Begin Material supplied
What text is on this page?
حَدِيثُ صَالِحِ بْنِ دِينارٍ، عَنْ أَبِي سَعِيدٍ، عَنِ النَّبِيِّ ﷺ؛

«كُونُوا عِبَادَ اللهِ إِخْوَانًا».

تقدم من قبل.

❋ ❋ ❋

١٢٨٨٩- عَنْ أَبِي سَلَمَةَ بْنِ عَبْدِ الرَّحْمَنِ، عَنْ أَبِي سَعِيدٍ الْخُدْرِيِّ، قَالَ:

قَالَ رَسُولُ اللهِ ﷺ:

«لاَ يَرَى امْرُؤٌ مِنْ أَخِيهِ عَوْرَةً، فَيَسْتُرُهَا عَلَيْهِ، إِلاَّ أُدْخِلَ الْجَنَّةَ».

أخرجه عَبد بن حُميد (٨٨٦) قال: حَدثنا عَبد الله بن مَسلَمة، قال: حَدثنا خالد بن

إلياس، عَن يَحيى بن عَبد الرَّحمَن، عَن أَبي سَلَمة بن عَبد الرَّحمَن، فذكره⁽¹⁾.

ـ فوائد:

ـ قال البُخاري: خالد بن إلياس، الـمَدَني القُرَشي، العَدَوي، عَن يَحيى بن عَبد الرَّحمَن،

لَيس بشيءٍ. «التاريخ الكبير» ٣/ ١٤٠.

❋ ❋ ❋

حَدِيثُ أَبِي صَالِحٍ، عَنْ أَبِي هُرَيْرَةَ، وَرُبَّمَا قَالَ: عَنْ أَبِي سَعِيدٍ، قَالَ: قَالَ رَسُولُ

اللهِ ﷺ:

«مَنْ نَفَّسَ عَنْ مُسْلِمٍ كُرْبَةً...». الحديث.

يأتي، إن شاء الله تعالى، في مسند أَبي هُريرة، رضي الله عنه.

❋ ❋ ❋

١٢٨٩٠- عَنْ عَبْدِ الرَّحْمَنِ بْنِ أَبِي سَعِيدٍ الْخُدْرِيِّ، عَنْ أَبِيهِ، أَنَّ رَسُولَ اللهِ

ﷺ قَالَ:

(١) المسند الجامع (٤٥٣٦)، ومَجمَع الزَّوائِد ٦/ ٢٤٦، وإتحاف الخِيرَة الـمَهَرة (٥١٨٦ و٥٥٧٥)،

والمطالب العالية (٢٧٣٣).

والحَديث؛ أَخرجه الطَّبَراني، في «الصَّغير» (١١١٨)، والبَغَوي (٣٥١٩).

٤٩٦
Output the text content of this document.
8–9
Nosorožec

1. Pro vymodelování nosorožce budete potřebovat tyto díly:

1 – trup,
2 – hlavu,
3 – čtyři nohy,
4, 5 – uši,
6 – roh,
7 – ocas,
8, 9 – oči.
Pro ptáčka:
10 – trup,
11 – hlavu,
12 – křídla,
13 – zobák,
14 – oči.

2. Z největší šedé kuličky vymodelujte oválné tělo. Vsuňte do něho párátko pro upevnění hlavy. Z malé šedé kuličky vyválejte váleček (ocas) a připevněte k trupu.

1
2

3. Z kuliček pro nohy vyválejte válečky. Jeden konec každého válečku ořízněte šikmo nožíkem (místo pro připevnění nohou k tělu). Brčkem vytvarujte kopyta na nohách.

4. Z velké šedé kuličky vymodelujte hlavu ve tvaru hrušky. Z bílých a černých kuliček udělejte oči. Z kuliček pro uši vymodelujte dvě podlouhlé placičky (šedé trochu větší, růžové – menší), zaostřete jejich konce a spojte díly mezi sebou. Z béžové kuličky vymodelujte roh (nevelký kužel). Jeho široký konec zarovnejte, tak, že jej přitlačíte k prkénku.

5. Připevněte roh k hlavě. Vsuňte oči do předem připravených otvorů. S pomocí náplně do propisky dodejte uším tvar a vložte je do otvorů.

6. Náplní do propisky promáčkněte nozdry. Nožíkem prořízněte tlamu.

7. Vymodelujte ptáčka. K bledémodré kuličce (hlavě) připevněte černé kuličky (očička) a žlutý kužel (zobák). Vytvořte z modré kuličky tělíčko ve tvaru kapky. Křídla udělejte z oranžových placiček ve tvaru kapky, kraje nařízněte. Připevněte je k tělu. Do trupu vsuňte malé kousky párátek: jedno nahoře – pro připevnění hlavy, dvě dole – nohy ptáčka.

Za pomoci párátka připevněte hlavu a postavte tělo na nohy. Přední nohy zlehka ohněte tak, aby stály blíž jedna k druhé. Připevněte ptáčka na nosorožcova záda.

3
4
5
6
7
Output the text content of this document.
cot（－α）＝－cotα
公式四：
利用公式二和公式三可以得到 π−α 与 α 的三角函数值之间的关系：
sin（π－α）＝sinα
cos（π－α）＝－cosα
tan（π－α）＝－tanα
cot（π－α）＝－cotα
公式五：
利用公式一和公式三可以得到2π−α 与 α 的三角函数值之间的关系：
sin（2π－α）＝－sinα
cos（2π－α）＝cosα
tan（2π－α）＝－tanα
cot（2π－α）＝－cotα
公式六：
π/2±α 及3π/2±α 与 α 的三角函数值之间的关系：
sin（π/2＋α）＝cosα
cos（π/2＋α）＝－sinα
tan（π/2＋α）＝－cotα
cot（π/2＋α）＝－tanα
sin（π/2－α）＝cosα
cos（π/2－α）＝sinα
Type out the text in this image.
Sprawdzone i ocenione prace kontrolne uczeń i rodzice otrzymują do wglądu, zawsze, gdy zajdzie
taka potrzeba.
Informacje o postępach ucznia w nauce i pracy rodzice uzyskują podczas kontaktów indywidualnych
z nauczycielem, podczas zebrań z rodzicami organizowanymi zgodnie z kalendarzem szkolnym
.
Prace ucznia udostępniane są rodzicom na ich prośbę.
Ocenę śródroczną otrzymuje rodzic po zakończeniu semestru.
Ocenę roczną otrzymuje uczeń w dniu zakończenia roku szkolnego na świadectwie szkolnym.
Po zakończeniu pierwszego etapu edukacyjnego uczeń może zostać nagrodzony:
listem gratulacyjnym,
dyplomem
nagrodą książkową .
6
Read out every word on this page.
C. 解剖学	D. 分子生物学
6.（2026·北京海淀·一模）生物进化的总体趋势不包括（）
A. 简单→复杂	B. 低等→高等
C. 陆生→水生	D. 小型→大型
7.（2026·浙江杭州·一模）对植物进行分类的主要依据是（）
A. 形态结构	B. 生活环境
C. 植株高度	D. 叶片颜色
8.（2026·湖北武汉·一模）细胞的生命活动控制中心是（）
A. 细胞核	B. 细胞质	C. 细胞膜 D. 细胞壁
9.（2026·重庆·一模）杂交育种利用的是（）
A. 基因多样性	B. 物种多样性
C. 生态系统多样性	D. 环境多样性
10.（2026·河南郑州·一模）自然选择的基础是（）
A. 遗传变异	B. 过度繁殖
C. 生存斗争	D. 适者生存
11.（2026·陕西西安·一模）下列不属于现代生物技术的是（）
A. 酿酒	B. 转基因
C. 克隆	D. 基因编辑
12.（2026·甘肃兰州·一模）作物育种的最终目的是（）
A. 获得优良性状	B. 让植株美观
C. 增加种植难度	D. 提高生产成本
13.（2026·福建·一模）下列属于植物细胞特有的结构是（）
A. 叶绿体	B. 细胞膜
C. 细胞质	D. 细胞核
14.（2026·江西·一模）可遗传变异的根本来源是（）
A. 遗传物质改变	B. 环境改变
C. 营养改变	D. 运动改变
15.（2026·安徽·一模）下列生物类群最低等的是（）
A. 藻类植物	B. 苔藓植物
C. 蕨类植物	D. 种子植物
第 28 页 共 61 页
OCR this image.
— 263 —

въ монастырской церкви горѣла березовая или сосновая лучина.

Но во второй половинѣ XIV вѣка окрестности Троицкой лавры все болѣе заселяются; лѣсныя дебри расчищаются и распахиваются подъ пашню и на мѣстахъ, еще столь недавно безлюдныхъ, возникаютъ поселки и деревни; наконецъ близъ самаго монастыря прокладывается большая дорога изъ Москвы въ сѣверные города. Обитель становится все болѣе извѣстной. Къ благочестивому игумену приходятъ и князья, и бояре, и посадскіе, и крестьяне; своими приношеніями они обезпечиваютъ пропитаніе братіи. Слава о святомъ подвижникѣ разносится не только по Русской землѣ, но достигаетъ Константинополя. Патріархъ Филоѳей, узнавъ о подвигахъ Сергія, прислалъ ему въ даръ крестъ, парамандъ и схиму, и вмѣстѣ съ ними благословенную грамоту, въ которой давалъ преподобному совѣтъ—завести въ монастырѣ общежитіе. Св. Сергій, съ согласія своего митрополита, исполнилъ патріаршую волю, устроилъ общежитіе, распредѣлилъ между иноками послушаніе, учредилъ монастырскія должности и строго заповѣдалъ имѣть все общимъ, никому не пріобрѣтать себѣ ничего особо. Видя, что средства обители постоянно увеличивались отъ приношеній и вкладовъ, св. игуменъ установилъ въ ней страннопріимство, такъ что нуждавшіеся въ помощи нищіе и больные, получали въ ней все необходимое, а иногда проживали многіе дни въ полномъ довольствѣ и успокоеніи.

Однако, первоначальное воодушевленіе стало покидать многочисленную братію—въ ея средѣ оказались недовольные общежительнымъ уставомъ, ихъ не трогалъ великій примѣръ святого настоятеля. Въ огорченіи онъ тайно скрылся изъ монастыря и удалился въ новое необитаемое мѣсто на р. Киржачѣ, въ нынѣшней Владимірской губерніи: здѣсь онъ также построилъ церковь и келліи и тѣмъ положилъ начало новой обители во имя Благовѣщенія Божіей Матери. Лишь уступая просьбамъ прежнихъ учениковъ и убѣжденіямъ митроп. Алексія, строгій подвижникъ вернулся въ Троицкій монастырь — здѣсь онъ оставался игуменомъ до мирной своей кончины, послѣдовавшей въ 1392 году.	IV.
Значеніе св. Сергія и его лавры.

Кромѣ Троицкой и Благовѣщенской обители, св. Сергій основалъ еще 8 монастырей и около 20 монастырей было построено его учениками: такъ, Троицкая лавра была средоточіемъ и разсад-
End Material supplied
Job » Copy each line above where the string "otrzymuje" occurs.

Output below »
Ocenę śródroczną otrzymuje rodzic po zakończeniu semestru.
Ocenę roczną otrzymuje uczeń w dniu zakończenia roku szkolnego na świadectwie szkolnym.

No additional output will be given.